# start of Task material

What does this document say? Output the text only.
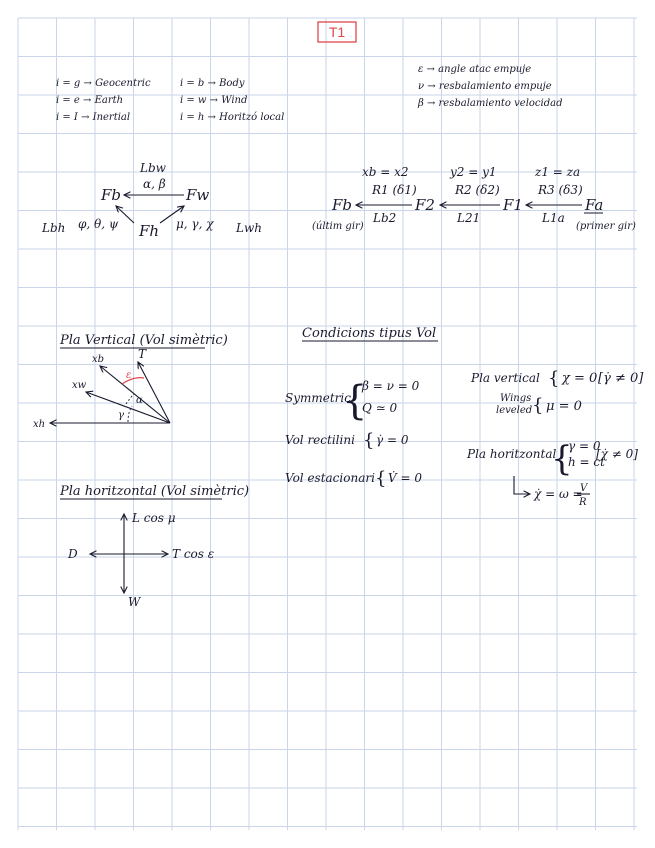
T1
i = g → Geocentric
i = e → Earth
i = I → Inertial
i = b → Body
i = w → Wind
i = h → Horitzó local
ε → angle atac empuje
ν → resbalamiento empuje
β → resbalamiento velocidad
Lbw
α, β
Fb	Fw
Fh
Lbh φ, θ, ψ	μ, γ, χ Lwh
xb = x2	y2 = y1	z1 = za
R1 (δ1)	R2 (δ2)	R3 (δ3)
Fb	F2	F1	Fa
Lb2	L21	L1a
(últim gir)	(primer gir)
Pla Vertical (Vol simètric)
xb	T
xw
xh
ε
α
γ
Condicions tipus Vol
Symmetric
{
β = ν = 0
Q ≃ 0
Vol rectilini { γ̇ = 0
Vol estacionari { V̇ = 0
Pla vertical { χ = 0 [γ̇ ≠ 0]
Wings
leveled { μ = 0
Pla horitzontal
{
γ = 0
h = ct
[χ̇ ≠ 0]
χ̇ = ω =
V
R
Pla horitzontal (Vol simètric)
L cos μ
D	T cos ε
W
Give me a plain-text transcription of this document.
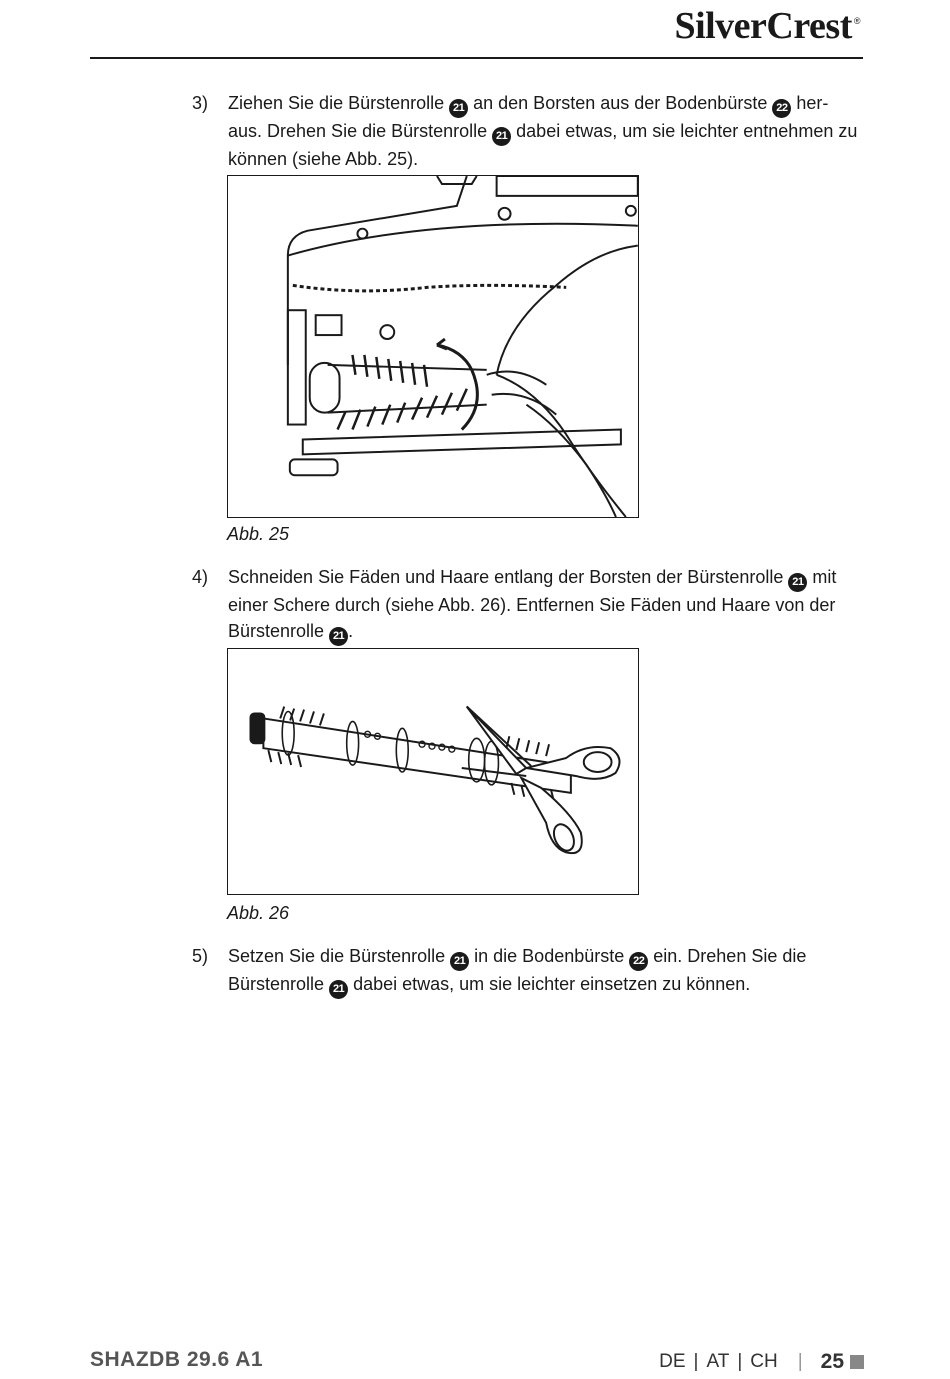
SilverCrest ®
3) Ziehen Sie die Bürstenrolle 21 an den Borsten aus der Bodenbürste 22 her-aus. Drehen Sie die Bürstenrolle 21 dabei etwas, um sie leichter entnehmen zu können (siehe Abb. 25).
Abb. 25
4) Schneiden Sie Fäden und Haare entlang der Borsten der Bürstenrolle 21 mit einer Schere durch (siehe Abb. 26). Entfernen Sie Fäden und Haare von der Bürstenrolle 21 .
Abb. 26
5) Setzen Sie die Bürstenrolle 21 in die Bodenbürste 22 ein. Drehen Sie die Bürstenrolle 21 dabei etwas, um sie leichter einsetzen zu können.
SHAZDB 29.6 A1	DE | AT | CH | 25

# end of Task material

- [Short exercise]: What is the number of lines in this listing that contain the word "empuje"? Answer with that number and nothing else.

- [Solution below]: 2